#### Dataset:

══════════

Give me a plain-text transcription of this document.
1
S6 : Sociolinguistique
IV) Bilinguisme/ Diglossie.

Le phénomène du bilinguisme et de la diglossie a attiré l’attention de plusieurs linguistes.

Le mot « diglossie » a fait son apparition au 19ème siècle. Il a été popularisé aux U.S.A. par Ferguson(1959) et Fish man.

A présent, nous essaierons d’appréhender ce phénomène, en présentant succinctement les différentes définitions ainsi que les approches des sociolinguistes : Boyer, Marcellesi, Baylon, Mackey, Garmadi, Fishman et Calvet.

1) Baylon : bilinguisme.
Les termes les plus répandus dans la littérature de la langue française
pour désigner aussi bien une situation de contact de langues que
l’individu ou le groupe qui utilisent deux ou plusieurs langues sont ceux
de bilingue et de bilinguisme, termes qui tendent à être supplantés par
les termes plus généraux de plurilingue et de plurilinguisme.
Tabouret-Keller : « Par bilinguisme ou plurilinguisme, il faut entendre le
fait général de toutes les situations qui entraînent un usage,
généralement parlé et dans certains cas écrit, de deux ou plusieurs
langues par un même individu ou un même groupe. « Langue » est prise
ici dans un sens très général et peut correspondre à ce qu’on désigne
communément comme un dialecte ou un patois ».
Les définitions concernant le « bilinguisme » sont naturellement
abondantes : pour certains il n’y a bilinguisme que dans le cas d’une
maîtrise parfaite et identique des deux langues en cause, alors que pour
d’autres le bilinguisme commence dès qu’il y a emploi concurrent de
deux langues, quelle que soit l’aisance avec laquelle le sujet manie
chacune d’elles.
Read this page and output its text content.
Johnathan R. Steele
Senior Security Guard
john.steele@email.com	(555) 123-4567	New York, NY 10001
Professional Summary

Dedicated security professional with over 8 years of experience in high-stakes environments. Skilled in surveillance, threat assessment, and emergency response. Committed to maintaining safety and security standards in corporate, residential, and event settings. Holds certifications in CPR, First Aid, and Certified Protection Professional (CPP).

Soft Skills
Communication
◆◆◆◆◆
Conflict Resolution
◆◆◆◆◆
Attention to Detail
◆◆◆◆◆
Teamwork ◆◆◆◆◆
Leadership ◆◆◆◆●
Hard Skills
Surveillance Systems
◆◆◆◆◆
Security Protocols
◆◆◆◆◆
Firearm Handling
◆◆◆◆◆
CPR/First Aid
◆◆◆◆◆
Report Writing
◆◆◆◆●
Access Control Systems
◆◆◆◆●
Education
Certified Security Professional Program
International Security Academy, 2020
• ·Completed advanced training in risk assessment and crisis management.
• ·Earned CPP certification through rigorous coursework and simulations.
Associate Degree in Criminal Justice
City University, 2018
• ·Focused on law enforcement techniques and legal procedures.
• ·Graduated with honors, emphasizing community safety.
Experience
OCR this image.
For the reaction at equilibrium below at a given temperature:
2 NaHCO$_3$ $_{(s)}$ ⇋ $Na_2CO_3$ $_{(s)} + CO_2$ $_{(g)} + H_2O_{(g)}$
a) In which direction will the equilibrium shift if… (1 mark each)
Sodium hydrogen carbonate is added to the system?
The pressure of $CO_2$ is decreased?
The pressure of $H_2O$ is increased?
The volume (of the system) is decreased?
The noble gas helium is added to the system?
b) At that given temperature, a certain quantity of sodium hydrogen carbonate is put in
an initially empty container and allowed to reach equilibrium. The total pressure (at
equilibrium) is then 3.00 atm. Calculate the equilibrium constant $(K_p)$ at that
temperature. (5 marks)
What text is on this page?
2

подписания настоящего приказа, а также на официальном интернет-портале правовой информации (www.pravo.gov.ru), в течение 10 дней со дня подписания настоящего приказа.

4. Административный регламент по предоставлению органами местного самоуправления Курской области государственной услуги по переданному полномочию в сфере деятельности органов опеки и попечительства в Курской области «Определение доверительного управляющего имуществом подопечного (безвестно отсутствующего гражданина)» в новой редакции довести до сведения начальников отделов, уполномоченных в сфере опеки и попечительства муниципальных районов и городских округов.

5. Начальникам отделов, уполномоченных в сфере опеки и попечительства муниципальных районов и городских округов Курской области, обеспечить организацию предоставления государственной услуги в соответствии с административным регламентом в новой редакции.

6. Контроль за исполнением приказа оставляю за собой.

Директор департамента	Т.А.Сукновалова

══════════

#### Set task:
Examine the data above and state how many of its lines contain the word "приказа", with no further remarks.

#### Task response:
2